Extracted data entries

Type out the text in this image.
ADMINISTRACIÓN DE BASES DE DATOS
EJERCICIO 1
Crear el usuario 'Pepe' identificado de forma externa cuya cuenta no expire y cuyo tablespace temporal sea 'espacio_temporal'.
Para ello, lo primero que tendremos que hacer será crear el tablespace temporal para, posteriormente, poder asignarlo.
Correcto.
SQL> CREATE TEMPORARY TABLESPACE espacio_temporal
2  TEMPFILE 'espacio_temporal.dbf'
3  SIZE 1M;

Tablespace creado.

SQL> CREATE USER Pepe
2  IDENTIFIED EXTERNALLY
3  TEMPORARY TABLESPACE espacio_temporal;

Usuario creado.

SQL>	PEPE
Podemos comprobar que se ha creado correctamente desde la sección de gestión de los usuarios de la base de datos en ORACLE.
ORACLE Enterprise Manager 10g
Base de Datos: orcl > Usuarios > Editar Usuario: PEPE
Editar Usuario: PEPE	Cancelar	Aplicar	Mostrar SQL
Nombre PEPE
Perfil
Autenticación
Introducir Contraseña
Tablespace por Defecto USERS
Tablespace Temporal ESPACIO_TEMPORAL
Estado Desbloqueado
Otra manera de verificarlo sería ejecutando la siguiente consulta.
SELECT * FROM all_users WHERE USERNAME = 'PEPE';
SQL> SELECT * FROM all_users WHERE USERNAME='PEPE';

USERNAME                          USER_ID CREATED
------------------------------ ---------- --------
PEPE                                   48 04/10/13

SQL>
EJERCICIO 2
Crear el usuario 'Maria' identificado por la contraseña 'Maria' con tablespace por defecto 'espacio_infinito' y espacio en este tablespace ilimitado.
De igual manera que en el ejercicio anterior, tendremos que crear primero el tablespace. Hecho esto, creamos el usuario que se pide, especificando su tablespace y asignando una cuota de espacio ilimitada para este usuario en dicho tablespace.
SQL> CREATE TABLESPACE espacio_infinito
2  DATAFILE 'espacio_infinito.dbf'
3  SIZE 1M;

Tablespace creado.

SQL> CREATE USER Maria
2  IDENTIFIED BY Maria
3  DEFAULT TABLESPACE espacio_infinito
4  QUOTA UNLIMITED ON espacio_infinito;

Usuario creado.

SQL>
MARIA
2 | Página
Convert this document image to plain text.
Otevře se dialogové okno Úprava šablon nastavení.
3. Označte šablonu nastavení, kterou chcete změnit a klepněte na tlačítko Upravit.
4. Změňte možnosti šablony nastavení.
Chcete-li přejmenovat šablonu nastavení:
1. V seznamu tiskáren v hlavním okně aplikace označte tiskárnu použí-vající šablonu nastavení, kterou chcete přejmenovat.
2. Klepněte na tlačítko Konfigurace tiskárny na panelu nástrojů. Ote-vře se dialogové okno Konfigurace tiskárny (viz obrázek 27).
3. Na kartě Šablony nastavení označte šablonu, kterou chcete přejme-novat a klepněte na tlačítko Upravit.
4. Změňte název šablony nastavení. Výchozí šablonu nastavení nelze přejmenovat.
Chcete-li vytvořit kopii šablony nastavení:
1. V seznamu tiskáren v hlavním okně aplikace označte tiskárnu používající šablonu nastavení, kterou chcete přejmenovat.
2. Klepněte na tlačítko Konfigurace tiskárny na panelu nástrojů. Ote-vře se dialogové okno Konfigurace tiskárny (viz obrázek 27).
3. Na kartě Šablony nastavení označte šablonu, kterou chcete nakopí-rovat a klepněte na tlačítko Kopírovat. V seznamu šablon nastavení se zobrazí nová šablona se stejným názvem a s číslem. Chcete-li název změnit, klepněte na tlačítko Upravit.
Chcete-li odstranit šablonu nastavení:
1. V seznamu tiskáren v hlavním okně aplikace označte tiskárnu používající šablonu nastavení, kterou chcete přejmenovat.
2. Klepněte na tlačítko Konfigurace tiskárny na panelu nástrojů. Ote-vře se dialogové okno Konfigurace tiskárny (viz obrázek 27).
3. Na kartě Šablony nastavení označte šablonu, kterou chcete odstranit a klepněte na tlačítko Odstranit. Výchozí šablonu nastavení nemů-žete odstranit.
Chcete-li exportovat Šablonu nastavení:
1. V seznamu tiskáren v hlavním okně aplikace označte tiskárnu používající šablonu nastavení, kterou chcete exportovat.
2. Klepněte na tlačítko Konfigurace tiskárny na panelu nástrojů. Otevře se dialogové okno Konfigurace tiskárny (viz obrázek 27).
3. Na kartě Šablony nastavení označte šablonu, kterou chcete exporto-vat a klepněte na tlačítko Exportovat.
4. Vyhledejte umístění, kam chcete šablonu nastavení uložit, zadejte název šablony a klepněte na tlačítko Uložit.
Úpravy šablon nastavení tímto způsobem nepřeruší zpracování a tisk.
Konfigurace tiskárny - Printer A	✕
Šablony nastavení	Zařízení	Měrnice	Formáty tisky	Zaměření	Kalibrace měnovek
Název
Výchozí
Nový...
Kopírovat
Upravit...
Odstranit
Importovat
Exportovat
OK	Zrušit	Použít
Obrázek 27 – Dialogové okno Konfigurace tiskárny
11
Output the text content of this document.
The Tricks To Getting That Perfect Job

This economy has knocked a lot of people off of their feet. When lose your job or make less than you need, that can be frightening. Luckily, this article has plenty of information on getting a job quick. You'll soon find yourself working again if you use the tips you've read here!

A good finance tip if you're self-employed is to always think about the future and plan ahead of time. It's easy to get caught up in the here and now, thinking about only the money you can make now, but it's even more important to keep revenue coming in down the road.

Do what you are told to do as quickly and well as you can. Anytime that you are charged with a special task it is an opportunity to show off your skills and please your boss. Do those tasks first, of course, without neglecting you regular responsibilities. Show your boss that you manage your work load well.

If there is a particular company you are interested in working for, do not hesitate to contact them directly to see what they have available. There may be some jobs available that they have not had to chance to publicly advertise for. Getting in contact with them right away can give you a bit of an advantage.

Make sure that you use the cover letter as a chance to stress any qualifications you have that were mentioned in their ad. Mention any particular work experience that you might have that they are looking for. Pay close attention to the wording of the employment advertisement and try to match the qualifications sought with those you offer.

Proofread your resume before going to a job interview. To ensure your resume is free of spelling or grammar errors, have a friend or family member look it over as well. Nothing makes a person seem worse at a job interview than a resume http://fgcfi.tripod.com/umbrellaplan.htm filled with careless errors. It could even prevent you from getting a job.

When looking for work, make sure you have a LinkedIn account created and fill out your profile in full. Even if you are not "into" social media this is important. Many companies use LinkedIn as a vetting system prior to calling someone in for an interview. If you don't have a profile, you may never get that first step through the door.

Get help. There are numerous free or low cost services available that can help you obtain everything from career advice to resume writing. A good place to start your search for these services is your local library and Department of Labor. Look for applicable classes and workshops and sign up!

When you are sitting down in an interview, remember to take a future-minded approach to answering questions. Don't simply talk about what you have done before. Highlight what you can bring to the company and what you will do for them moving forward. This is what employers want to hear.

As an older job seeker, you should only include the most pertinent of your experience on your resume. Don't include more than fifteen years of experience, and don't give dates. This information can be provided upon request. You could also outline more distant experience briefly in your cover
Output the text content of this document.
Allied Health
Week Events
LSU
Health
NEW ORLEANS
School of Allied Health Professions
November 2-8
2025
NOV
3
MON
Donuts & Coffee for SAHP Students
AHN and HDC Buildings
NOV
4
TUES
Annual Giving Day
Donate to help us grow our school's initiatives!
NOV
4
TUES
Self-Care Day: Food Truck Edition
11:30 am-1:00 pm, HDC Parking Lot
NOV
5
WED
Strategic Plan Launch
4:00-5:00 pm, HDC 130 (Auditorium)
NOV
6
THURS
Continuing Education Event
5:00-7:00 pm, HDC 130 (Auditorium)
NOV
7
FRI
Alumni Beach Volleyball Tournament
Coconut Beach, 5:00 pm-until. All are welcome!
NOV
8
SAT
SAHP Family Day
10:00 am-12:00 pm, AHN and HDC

• [JOB]
Copy every line exactly. Leave nothing out.

• [TASK RESPONSE]
Type out the text in this image.
ADMINISTRACIÓN DE BASES DE DATOS
EJERCICIO 1
Crear el usuario 'Pepe' identificado de forma externa cuya cuenta no expire y cuyo tablespace temporal sea 'espacio_temporal'.
Para ello, lo primero que tendremos que hacer será crear el tablespace temporal para, posteriormente, poder asignarlo.
Correcto.
SQL> CREATE TEMPORARY TABLESPACE espacio_temporal
2  TEMPFILE 'espacio_temporal.dbf'
3  SIZE 1M;

Tablespace creado.

SQL> CREATE USER Pepe
2  IDENTIFIED EXTERNALLY
3  TEMPORARY TABLESPACE espacio_temporal;

Usuario creado.

SQL>	PEPE
Podemos comprobar que se ha creado correctamente desde la sección de gestión de los usuarios de la base de datos en ORACLE.
ORACLE Enterprise Manager 10g
Base de Datos: orcl > Usuarios > Editar Usuario: PEPE
Editar Usuario: PEPE	Cancelar	Aplicar	Mostrar SQL
Nombre PEPE
Perfil
Autenticación
Introducir Contraseña
Tablespace por Defecto USERS
Tablespace Temporal ESPACIO_TEMPORAL
Estado Desbloqueado
Otra manera de verificarlo sería ejecutando la siguiente consulta.
SELECT * FROM all_users WHERE USERNAME = 'PEPE';
SQL> SELECT * FROM all_users WHERE USERNAME='PEPE';

USERNAME                          USER_ID CREATED
------------------------------ ---------- --------
PEPE                                   48 04/10/13

SQL>
EJERCICIO 2
Crear el usuario 'Maria' identificado por la contraseña 'Maria' con tablespace por defecto 'espacio_infinito' y espacio en este tablespace ilimitado.
De igual manera que en el ejercicio anterior, tendremos que crear primero el tablespace. Hecho esto, creamos el usuario que se pide, especificando su tablespace y asignando una cuota de espacio ilimitada para este usuario en dicho tablespace.
SQL> CREATE TABLESPACE espacio_infinito
2  DATAFILE 'espacio_infinito.dbf'
3  SIZE 1M;

Tablespace creado.

SQL> CREATE USER Maria
2  IDENTIFIED BY Maria
3  DEFAULT TABLESPACE espacio_infinito
4  QUOTA UNLIMITED ON espacio_infinito;

Usuario creado.

SQL>
MARIA
2 | Página
Convert this document image to plain text.
Otevře se dialogové okno Úprava šablon nastavení.
3. Označte šablonu nastavení, kterou chcete změnit a klepněte na tlačítko Upravit.
4. Změňte možnosti šablony nastavení.
Chcete-li přejmenovat šablonu nastavení:
1. V seznamu tiskáren v hlavním okně aplikace označte tiskárnu použí-vající šablonu nastavení, kterou chcete přejmenovat.
2. Klepněte na tlačítko Konfigurace tiskárny na panelu nástrojů. Ote-vře se dialogové okno Konfigurace tiskárny (viz obrázek 27).
3. Na kartě Šablony nastavení označte šablonu, kterou chcete přejme-novat a klepněte na tlačítko Upravit.
4. Změňte název šablony nastavení. Výchozí šablonu nastavení nelze přejmenovat.
Chcete-li vytvořit kopii šablony nastavení:
1. V seznamu tiskáren v hlavním okně aplikace označte tiskárnu používající šablonu nastavení, kterou chcete přejmenovat.
2. Klepněte na tlačítko Konfigurace tiskárny na panelu nástrojů. Ote-vře se dialogové okno Konfigurace tiskárny (viz obrázek 27).
3. Na kartě Šablony nastavení označte šablonu, kterou chcete nakopí-rovat a klepněte na tlačítko Kopírovat. V seznamu šablon nastavení se zobrazí nová šablona se stejným názvem a s číslem. Chcete-li název změnit, klepněte na tlačítko Upravit.
Chcete-li odstranit šablonu nastavení:
1. V seznamu tiskáren v hlavním okně aplikace označte tiskárnu používající šablonu nastavení, kterou chcete přejmenovat.
2. Klepněte na tlačítko Konfigurace tiskárny na panelu nástrojů. Ote-vře se dialogové okno Konfigurace tiskárny (viz obrázek 27).
3. Na kartě Šablony nastavení označte šablonu, kterou chcete odstranit a klepněte na tlačítko Odstranit. Výchozí šablonu nastavení nemů-žete odstranit.
Chcete-li exportovat Šablonu nastavení:
1. V seznamu tiskáren v hlavním okně aplikace označte tiskárnu používající šablonu nastavení, kterou chcete exportovat.
2. Klepněte na tlačítko Konfigurace tiskárny na panelu nástrojů. Otevře se dialogové okno Konfigurace tiskárny (viz obrázek 27).
3. Na kartě Šablony nastavení označte šablonu, kterou chcete exporto-vat a klepněte na tlačítko Exportovat.
4. Vyhledejte umístění, kam chcete šablonu nastavení uložit, zadejte název šablony a klepněte na tlačítko Uložit.
Úpravy šablon nastavení tímto způsobem nepřeruší zpracování a tisk.
Konfigurace tiskárny - Printer A	✕
Šablony nastavení	Zařízení	Měrnice	Formáty tisky	Zaměření	Kalibrace měnovek
Název
Výchozí
Nový...
Kopírovat
Upravit...
Odstranit
Importovat
Exportovat
OK	Zrušit	Použít
Obrázek 27 – Dialogové okno Konfigurace tiskárny
11
Output the text content of this document.
The Tricks To Getting That Perfect Job

This economy has knocked a lot of people off of their feet. When lose your job or make less than you need, that can be frightening. Luckily, this article has plenty of information on getting a job quick. You'll soon find yourself working again if you use the tips you've read here!

A good finance tip if you're self-employed is to always think about the future and plan ahead of time. It's easy to get caught up in the here and now, thinking about only the money you can make now, but it's even more important to keep revenue coming in down the road.

Do what you are told to do as quickly and well as you can. Anytime that you are charged with a special task it is an opportunity to show off your skills and please your boss. Do those tasks first, of course, without neglecting you regular responsibilities. Show your boss that you manage your work load well.

If there is a particular company you are interested in working for, do not hesitate to contact them directly to see what they have available. There may be some jobs available that they have not had to chance to publicly advertise for. Getting in contact with them right away can give you a bit of an advantage.

Make sure that you use the cover letter as a chance to stress any qualifications you have that were mentioned in their ad. Mention any particular work experience that you might have that they are looking for. Pay close attention to the wording of the employment advertisement and try to match the qualifications sought with those you offer.

Proofread your resume before going to a job interview. To ensure your resume is free of spelling or grammar errors, have a friend or family member look it over as well. Nothing makes a person seem worse at a job interview than a resume http://fgcfi.tripod.com/umbrellaplan.htm filled with careless errors. It could even prevent you from getting a job.

When looking for work, make sure you have a LinkedIn account created and fill out your profile in full. Even if you are not "into" social media this is important. Many companies use LinkedIn as a vetting system prior to calling someone in for an interview. If you don't have a profile, you may never get that first step through the door.

Get help. There are numerous free or low cost services available that can help you obtain everything from career advice to resume writing. A good place to start your search for these services is your local library and Department of Labor. Look for applicable classes and workshops and sign up!

When you are sitting down in an interview, remember to take a future-minded approach to answering questions. Don't simply talk about what you have done before. Highlight what you can bring to the company and what you will do for them moving forward. This is what employers want to hear.

As an older job seeker, you should only include the most pertinent of your experience on your resume. Don't include more than fifteen years of experience, and don't give dates. This information can be provided upon request. You could also outline more distant experience briefly in your cover
Output the text content of this document.
Allied Health
Week Events
LSU
Health
NEW ORLEANS
School of Allied Health Professions
November 2-8
2025
NOV
3
MON
Donuts & Coffee for SAHP Students
AHN and HDC Buildings
NOV
4
TUES
Annual Giving Day
Donate to help us grow our school's initiatives!
NOV
4
TUES
Self-Care Day: Food Truck Edition
11:30 am-1:00 pm, HDC Parking Lot
NOV
5
WED
Strategic Plan Launch
4:00-5:00 pm, HDC 130 (Auditorium)
NOV
6
THURS
Continuing Education Event
5:00-7:00 pm, HDC 130 (Auditorium)
NOV
7
FRI
Alumni Beach Volleyball Tournament
Coconut Beach, 5:00 pm-until. All are welcome!
NOV
8
SAT
SAHP Family Day
10:00 am-12:00 pm, AHN and HDC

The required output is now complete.